- _STORED RECORDS_:
+ + +

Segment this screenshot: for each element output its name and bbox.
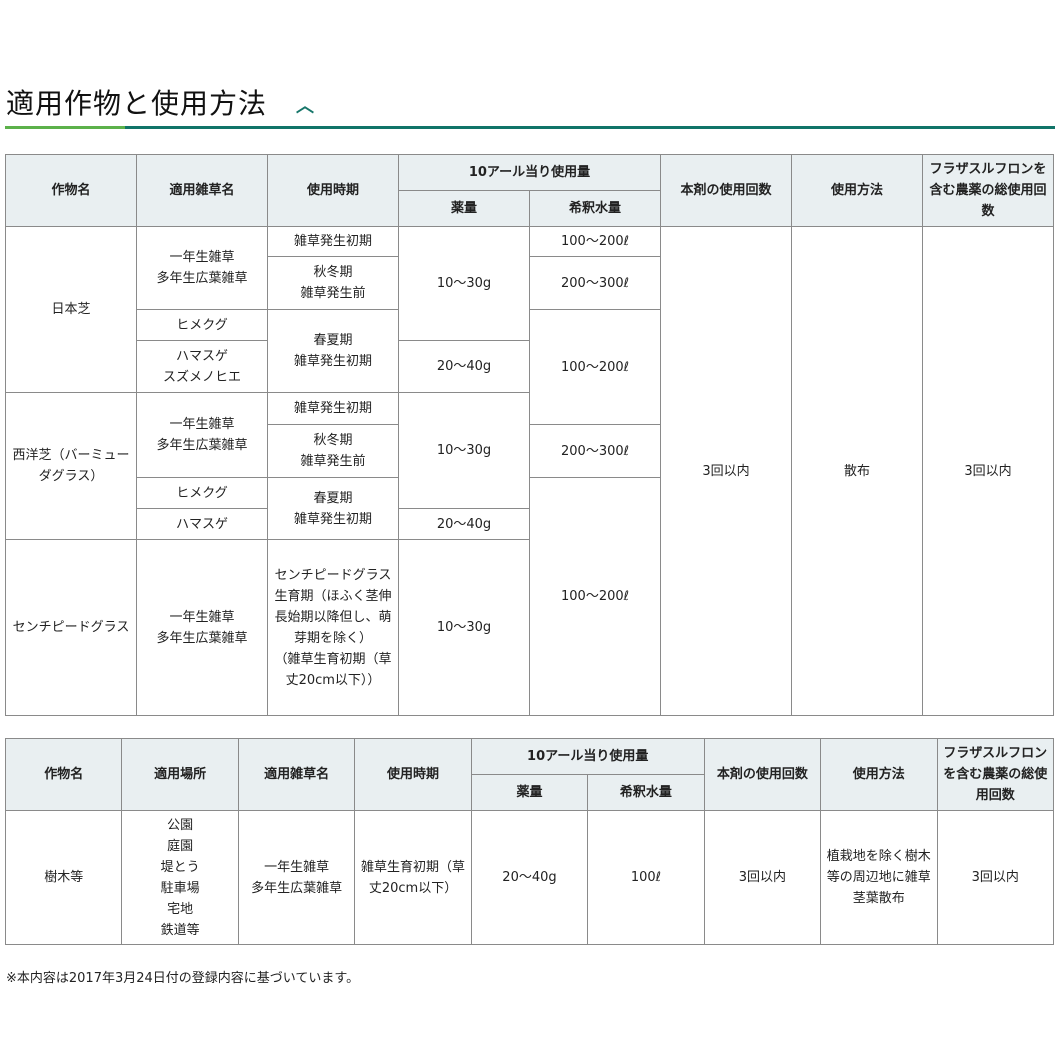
header-water: 希釈水量 [587,774,705,811]
amount-cell: 20～40g [398,340,530,393]
header-total: フラザスルフロンを含む農薬の総使用回数 [922,154,1054,227]
timing-cell: 雑草発生初期 [267,392,399,425]
count-cell: 3回以内 [660,226,792,716]
water-cell: 100～200ℓ [529,309,661,425]
method-cell: 散布 [791,226,923,716]
header-total: フラザスルフロンを含む農薬の総使用回数 [936,738,1054,811]
count-cell: 3回以内 [703,810,822,945]
weed-cell: 一年生雑草 多年生広葉雑草 [136,392,268,478]
timing-cell: 春夏期 雑草発生初期 [267,477,399,540]
method-cell: 植栽地を除く樹木等の周辺地に雑草茎葉散布 [820,810,938,945]
header-place: 適用場所 [121,738,239,811]
crop-cell: センチピードグラス [5,539,137,716]
amount-cell: 10～30g [398,392,530,509]
timing-cell: 秋冬期 雑草発生前 [267,424,399,478]
crop-cell: 西洋芝（バーミューダグラス） [5,392,137,540]
weed-cell: 一年生雑草 多年生広葉雑草 [136,226,268,310]
header-amount: 薬量 [398,190,530,227]
timing-cell: 春夏期 雑草発生初期 [267,309,399,393]
header-timing: 使用時期 [354,738,472,811]
weed-cell: 一年生雑草 多年生広葉雑草 [237,810,356,945]
place-cell: 公園 庭園 堤とう 駐車場 宅地 鉄道等 [121,810,239,945]
header-amount: 薬量 [470,774,589,811]
weed-cell: ハマスゲ スズメノヒエ [136,340,268,393]
header-weed: 適用雑草名 [136,154,268,227]
section-title: 適用作物と使用方法 [6,87,268,120]
header-count: 本剤の使用回数 [703,738,822,811]
timing-cell: 秋冬期 雑草発生前 [267,256,399,310]
amount-cell: 10～30g [398,226,530,341]
crop-cell: 樹木等 [4,810,123,945]
header-count: 本剤の使用回数 [660,154,792,227]
title-underline [125,126,1055,129]
tree-usage-table: 作物名 適用場所 適用雑草名 使用時期 10アール当り使用量 本剤の使用回数 使… [4,738,1054,945]
amount-cell: 20～40g [398,508,530,540]
water-cell: 100ℓ [587,810,705,945]
total-cell: 3回以内 [922,226,1054,716]
header-per10a: 10アール当り使用量 [398,154,661,191]
header-method: 使用方法 [791,154,923,227]
turf-usage-table: 作物名 適用雑草名 使用時期 10アール当り使用量 本剤の使用回数 使用方法 フ… [5,154,1054,716]
water-cell: 100～200ℓ [529,477,661,716]
timing-cell: 雑草生育初期（草丈20cm以下） [354,810,472,945]
water-cell: 200～300ℓ [529,256,661,310]
header-crop: 作物名 [5,154,137,227]
total-cell: 3回以内 [936,810,1054,945]
header-crop: 作物名 [4,738,123,811]
crop-cell: 日本芝 [5,226,137,393]
registration-note: ※本内容は2017年3月24日付の登録内容に基づいています。 [6,971,360,986]
chevron-up-icon[interactable]: ︿ [296,96,314,117]
weed-cell: ハマスゲ [136,508,268,540]
header-timing: 使用時期 [267,154,399,227]
title-underline-accent [5,126,125,129]
amount-cell: 20～40g [470,810,589,945]
timing-cell: 雑草発生初期 [267,226,399,257]
amount-cell: 10～30g [398,539,530,716]
water-cell: 100～200ℓ [529,226,661,257]
header-water: 希釈水量 [529,190,661,227]
header-method: 使用方法 [820,738,938,811]
header-weed: 適用雑草名 [237,738,356,811]
weed-cell: ヒメクグ [136,309,268,341]
timing-cell: センチピードグラス生育期（ほふく茎伸長始期以降但し、萌芽期を除く） （雑草生育初… [267,539,399,716]
header-per10a: 10アール当り使用量 [470,738,705,775]
weed-cell: 一年生雑草 多年生広葉雑草 [136,539,268,716]
weed-cell: ヒメクグ [136,477,268,509]
water-cell: 200～300ℓ [529,424,661,478]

+ + +

- _DIRECTIONS FOR THIS TASK_:
Write out the entries above again with "bbox" switched to "bounding box" and everything else left as it is, and leave the pictures out.

- _TASK ANSWER_:
Segment this screenshot: for each element output its name and bounding box.
header-water: 希釈水量 [587,774,705,811]
amount-cell: 20～40g [398,340,530,393]
header-total: フラザスルフロンを含む農薬の総使用回数 [922,154,1054,227]
timing-cell: 雑草発生初期 [267,392,399,425]
count-cell: 3回以内 [660,226,792,716]
water-cell: 100～200ℓ [529,309,661,425]
method-cell: 散布 [791,226,923,716]
header-total: フラザスルフロンを含む農薬の総使用回数 [936,738,1054,811]
count-cell: 3回以内 [703,810,822,945]
weed-cell: 一年生雑草 多年生広葉雑草 [136,392,268,478]
timing-cell: 春夏期 雑草発生初期 [267,477,399,540]
method-cell: 植栽地を除く樹木等の周辺地に雑草茎葉散布 [820,810,938,945]
header-place: 適用場所 [121,738,239,811]
crop-cell: センチピードグラス [5,539,137,716]
amount-cell: 10～30g [398,392,530,509]
timing-cell: 秋冬期 雑草発生前 [267,424,399,478]
crop-cell: 西洋芝（バーミューダグラス） [5,392,137,540]
weed-cell: 一年生雑草 多年生広葉雑草 [136,226,268,310]
header-amount: 薬量 [398,190,530,227]
timing-cell: 春夏期 雑草発生初期 [267,309,399,393]
header-timing: 使用時期 [354,738,472,811]
weed-cell: 一年生雑草 多年生広葉雑草 [237,810,356,945]
place-cell: 公園 庭園 堤とう 駐車場 宅地 鉄道等 [121,810,239,945]
header-amount: 薬量 [470,774,589,811]
weed-cell: ハマスゲ スズメノヒエ [136,340,268,393]
header-weed: 適用雑草名 [136,154,268,227]
section-title: 適用作物と使用方法 [6,87,268,120]
header-count: 本剤の使用回数 [703,738,822,811]
timing-cell: 秋冬期 雑草発生前 [267,256,399,310]
amount-cell: 10～30g [398,226,530,341]
crop-cell: 樹木等 [4,810,123,945]
header-count: 本剤の使用回数 [660,154,792,227]
title-underline [125,126,1055,129]
tree-usage-table: 作物名 適用場所 適用雑草名 使用時期 10アール当り使用量 本剤の使用回数 使… [4,738,1054,945]
amount-cell: 20～40g [398,508,530,540]
water-cell: 100ℓ [587,810,705,945]
total-cell: 3回以内 [922,226,1054,716]
header-per10a: 10アール当り使用量 [398,154,661,191]
header-method: 使用方法 [791,154,923,227]
turf-usage-table: 作物名 適用雑草名 使用時期 10アール当り使用量 本剤の使用回数 使用方法 フ… [5,154,1054,716]
water-cell: 100～200ℓ [529,477,661,716]
timing-cell: 雑草生育初期（草丈20cm以下） [354,810,472,945]
water-cell: 200～300ℓ [529,256,661,310]
header-crop: 作物名 [5,154,137,227]
total-cell: 3回以内 [936,810,1054,945]
header-crop: 作物名 [4,738,123,811]
crop-cell: 日本芝 [5,226,137,393]
registration-note: ※本内容は2017年3月24日付の登録内容に基づいています。 [6,971,360,986]
chevron-up-icon[interactable]: ︿ [296,96,314,117]
weed-cell: ハマスゲ [136,508,268,540]
header-timing: 使用時期 [267,154,399,227]
title-underline-accent [5,126,125,129]
amount-cell: 20～40g [470,810,589,945]
timing-cell: 雑草発生初期 [267,226,399,257]
amount-cell: 10～30g [398,539,530,716]
water-cell: 100～200ℓ [529,226,661,257]
header-water: 希釈水量 [529,190,661,227]
header-method: 使用方法 [820,738,938,811]
header-weed: 適用雑草名 [237,738,356,811]
weed-cell: ヒメクグ [136,309,268,341]
timing-cell: センチピードグラス生育期（ほふく茎伸長始期以降但し、萌芽期を除く） （雑草生育初… [267,539,399,716]
header-per10a: 10アール当り使用量 [470,738,705,775]
weed-cell: 一年生雑草 多年生広葉雑草 [136,539,268,716]
weed-cell: ヒメクグ [136,477,268,509]
water-cell: 200～300ℓ [529,424,661,478]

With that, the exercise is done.